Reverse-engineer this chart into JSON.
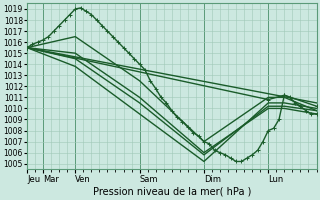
{
  "xlabel": "Pression niveau de la mer( hPa )",
  "bg_color": "#cce8e0",
  "grid_color": "#a0c8b8",
  "line_color": "#1a5c2a",
  "ylim": [
    1004.5,
    1019.5
  ],
  "yticks": [
    1005,
    1006,
    1007,
    1008,
    1009,
    1010,
    1011,
    1012,
    1013,
    1014,
    1015,
    1016,
    1017,
    1018,
    1019
  ],
  "day_labels": [
    "Jeu",
    "Mar",
    "Ven",
    "Sam",
    "Dim",
    "Lun"
  ],
  "day_positions": [
    0,
    12,
    36,
    84,
    132,
    180
  ],
  "xlim": [
    0,
    216
  ],
  "lines": [
    {
      "x": [
        0,
        4,
        8,
        12,
        16,
        20,
        24,
        28,
        32,
        36,
        40,
        44,
        48,
        52,
        56,
        60,
        64,
        68,
        72,
        76,
        80,
        84,
        88,
        92,
        96,
        100,
        104,
        108,
        112,
        116,
        120,
        124,
        128,
        132,
        136,
        140,
        144,
        148,
        152,
        156,
        160,
        164,
        168,
        172,
        176,
        180,
        184,
        188,
        192,
        196,
        200,
        204,
        208,
        212,
        216
      ],
      "y": [
        1015.5,
        1015.8,
        1016.0,
        1016.2,
        1016.5,
        1017.0,
        1017.5,
        1018.0,
        1018.5,
        1019.0,
        1019.1,
        1018.8,
        1018.5,
        1018.0,
        1017.5,
        1017.0,
        1016.5,
        1016.0,
        1015.5,
        1015.0,
        1014.5,
        1014.0,
        1013.5,
        1012.5,
        1011.8,
        1011.0,
        1010.5,
        1009.8,
        1009.2,
        1008.8,
        1008.3,
        1007.8,
        1007.5,
        1007.0,
        1006.8,
        1006.2,
        1006.0,
        1005.8,
        1005.5,
        1005.2,
        1005.2,
        1005.5,
        1005.8,
        1006.2,
        1007.0,
        1008.0,
        1008.2,
        1009.0,
        1011.2,
        1011.0,
        1010.5,
        1010.2,
        1009.8,
        1009.5,
        1009.5
      ],
      "marker": "+",
      "lw": 1.0
    },
    {
      "x": [
        0,
        216
      ],
      "y": [
        1015.5,
        1010.5
      ],
      "marker": null,
      "lw": 1.0
    },
    {
      "x": [
        0,
        180,
        192,
        216
      ],
      "y": [
        1015.5,
        1010.8,
        1011.2,
        1010.2
      ],
      "marker": "+",
      "lw": 1.0
    },
    {
      "x": [
        0,
        36,
        84,
        132,
        180,
        192,
        216
      ],
      "y": [
        1015.5,
        1016.5,
        1012.5,
        1007.0,
        1011.0,
        1011.0,
        1009.8
      ],
      "marker": null,
      "lw": 1.0
    },
    {
      "x": [
        0,
        36,
        84,
        132,
        180,
        192,
        216
      ],
      "y": [
        1015.5,
        1015.0,
        1011.0,
        1006.0,
        1010.0,
        1010.0,
        1009.5
      ],
      "marker": null,
      "lw": 1.0
    },
    {
      "x": [
        0,
        36,
        84,
        132,
        180,
        192,
        216
      ],
      "y": [
        1015.5,
        1014.5,
        1010.5,
        1005.8,
        1010.2,
        1010.2,
        1009.8
      ],
      "marker": null,
      "lw": 1.0
    },
    {
      "x": [
        0,
        36,
        84,
        132,
        180,
        192,
        216
      ],
      "y": [
        1015.5,
        1013.8,
        1009.5,
        1005.2,
        1010.5,
        1010.5,
        1010.0
      ],
      "marker": null,
      "lw": 1.0
    }
  ],
  "markersize": 3,
  "linewidth": 0.8
}
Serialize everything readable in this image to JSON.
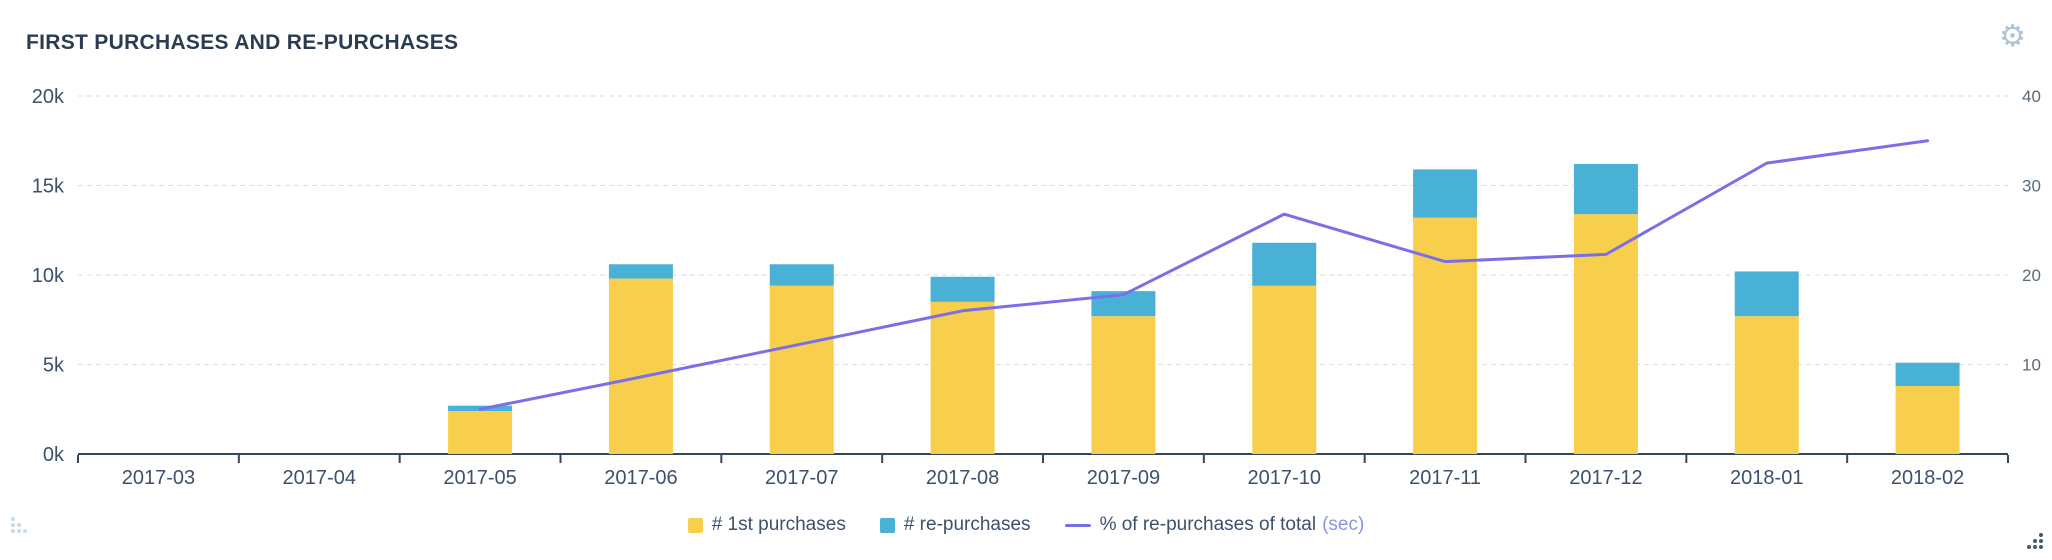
{
  "widget": {
    "title": "FIRST PURCHASES AND RE-PURCHASES",
    "gear_glyph": "⚙"
  },
  "chart_data": {
    "type": "bar",
    "subtype": "stacked-bars-with-line-overlay",
    "title": "FIRST PURCHASES AND RE-PURCHASES",
    "categories": [
      "2017-03",
      "2017-04",
      "2017-05",
      "2017-06",
      "2017-07",
      "2017-08",
      "2017-09",
      "2017-10",
      "2017-11",
      "2017-12",
      "2018-01",
      "2018-02"
    ],
    "series": [
      {
        "name": "# 1st purchases",
        "type": "bar",
        "axis": "left",
        "color": "#F8CF4C",
        "values": [
          0,
          0,
          2400,
          9800,
          9400,
          8500,
          7700,
          9400,
          13200,
          13400,
          7700,
          3800
        ]
      },
      {
        "name": "# re-purchases",
        "type": "bar",
        "axis": "left",
        "color": "#4AB1D6",
        "values": [
          0,
          0,
          300,
          800,
          1200,
          1400,
          1400,
          2400,
          2700,
          2800,
          2500,
          1300
        ]
      },
      {
        "name": "% of re-purchases of total",
        "type": "line",
        "axis": "right",
        "color": "#7A6FE6",
        "values": [
          null,
          null,
          5,
          8.6,
          12.3,
          16,
          17.8,
          26.8,
          21.5,
          22.3,
          32.5,
          35
        ]
      }
    ],
    "left_axis": {
      "min": 0,
      "max": 20000,
      "tick_labels": [
        "0k",
        "5k",
        "10k",
        "15k",
        "20k"
      ]
    },
    "right_axis": {
      "min": 0,
      "max": 40,
      "tick_labels": [
        "10",
        "20",
        "30",
        "40"
      ]
    },
    "grid": "dashed-horizontal",
    "legend_position": "bottom-center",
    "legend": [
      {
        "label": "# 1st purchases",
        "marker": "square",
        "color": "#F8CF4C"
      },
      {
        "label": "# re-purchases",
        "marker": "square",
        "color": "#4AB1D6"
      },
      {
        "label": "% of re-purchases of total",
        "suffix": "(sec)",
        "marker": "line",
        "color": "#7A6FE6"
      }
    ],
    "colors": {
      "axis_text": "#3C516B",
      "right_axis_text": "#5A6B7C",
      "gridline": "#DADDE2",
      "baseline": "#33475B"
    }
  }
}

* * *

## [INSTRUCTIONS FOR THE TASK]
Show every line of the records above that contains the word "JSON".

## [ANSWER TO THE EXERCISE]
Reverse-engineer this chart into JSON.
Serialize everything readable in this image to JSON.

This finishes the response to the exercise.